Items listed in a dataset

════

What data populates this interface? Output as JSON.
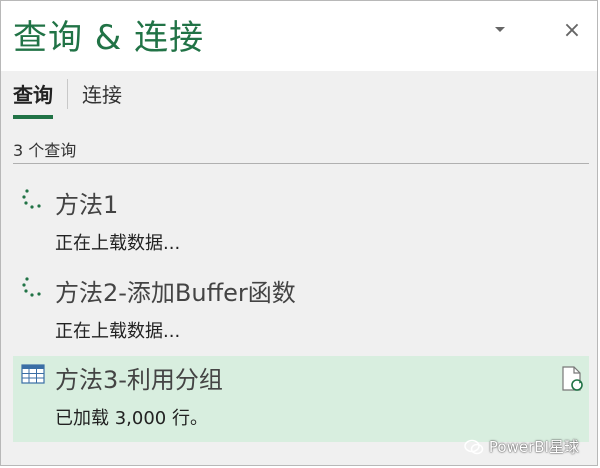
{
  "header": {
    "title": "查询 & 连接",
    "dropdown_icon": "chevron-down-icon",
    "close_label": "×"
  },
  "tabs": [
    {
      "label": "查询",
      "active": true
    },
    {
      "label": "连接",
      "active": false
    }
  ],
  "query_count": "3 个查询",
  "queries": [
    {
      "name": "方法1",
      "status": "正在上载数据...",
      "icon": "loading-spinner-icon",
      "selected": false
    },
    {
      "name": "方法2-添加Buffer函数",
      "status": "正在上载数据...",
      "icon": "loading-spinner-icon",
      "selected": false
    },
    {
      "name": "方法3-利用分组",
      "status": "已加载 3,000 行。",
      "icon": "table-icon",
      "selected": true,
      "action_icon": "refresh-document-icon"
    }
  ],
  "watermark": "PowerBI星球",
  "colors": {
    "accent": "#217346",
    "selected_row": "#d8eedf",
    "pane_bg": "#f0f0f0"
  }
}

════

— Short exercise —
Quote all of the entries word for word, omitting any pictures.

— Exercise solution —
What data populates this interface? Output as JSON.
{
  "header": {
    "title": "查询 & 连接",
    "dropdown_icon": "chevron-down-icon",
    "close_label": "×"
  },
  "tabs": [
    {
      "label": "查询",
      "active": true
    },
    {
      "label": "连接",
      "active": false
    }
  ],
  "query_count": "3 个查询",
  "queries": [
    {
      "name": "方法1",
      "status": "正在上载数据...",
      "icon": "loading-spinner-icon",
      "selected": false
    },
    {
      "name": "方法2-添加Buffer函数",
      "status": "正在上载数据...",
      "icon": "loading-spinner-icon",
      "selected": false
    },
    {
      "name": "方法3-利用分组",
      "status": "已加载 3,000 行。",
      "icon": "table-icon",
      "selected": true,
      "action_icon": "refresh-document-icon"
    }
  ],
  "watermark": "PowerBI星球",
  "colors": {
    "accent": "#217346",
    "selected_row": "#d8eedf",
    "pane_bg": "#f0f0f0"
  }
}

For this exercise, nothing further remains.